Extract all lines containing "Total".

— Begin —

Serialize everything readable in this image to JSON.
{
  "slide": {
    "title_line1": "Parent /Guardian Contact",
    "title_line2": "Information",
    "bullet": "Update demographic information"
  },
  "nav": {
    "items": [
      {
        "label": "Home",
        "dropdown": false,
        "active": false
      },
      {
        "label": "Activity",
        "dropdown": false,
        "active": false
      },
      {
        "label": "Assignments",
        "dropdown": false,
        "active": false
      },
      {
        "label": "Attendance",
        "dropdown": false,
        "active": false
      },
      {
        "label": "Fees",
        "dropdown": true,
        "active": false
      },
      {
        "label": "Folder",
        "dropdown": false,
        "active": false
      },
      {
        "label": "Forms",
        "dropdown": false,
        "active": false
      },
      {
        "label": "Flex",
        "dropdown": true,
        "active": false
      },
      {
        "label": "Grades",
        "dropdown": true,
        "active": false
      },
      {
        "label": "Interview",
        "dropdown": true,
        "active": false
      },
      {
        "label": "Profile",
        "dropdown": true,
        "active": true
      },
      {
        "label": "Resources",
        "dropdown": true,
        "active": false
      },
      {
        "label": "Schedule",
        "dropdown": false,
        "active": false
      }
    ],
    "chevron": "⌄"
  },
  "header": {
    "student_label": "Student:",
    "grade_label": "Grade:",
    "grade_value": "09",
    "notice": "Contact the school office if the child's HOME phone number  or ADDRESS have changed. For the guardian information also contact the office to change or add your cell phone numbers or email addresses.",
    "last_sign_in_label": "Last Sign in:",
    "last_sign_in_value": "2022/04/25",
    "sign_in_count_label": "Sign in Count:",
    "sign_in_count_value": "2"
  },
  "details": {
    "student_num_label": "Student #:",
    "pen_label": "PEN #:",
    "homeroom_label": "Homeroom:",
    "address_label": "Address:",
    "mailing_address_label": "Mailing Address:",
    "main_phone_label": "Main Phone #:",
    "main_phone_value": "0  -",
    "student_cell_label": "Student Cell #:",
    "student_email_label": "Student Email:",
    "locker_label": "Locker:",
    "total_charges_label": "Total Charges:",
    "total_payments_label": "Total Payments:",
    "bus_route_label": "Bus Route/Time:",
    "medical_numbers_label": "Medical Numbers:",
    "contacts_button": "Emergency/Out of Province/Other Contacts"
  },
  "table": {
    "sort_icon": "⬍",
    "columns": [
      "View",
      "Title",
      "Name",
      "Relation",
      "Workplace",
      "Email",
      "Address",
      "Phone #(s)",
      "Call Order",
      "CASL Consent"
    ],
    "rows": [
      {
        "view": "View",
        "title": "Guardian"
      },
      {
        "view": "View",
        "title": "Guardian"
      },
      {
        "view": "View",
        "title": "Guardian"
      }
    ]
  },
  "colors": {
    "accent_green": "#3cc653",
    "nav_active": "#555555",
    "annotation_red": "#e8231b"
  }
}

— End —

**THE COMPLETED TASK:**
    "total_charges_label": "Total Charges:",
    "total_payments_label": "Total Payments:",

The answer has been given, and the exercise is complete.